Written instruction
Copy whichever lines contain the string "this".

— START —

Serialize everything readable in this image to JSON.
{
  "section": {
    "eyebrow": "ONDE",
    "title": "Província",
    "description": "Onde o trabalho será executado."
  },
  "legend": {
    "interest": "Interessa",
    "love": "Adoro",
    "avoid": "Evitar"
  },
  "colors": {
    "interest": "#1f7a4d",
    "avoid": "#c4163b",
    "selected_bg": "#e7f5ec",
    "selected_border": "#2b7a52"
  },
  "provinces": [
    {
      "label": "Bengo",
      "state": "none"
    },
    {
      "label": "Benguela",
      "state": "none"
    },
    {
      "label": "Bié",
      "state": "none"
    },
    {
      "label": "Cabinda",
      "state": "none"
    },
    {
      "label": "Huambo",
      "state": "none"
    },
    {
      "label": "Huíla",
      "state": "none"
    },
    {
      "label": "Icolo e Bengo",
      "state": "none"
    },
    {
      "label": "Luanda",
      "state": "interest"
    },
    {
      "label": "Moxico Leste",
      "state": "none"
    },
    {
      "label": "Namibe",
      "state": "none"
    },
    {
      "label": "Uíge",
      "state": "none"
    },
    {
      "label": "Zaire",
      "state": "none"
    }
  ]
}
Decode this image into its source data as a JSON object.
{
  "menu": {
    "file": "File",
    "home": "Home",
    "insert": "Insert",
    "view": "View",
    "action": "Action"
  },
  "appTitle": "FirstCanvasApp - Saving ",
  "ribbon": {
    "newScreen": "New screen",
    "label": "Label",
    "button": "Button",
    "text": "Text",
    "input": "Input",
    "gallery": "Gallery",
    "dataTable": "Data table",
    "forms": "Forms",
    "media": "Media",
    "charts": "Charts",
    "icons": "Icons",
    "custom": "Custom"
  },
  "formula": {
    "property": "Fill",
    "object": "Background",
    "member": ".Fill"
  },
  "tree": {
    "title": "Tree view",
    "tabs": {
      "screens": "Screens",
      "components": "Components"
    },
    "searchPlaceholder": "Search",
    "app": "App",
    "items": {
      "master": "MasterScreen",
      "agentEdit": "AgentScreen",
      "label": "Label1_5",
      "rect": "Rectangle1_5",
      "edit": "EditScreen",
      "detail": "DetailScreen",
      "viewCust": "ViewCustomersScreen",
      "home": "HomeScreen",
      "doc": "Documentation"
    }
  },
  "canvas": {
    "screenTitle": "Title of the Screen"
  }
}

— END —

The completed task
Serialize everything readable in this image to JSON.
Decode this image into its source data as a JSON object.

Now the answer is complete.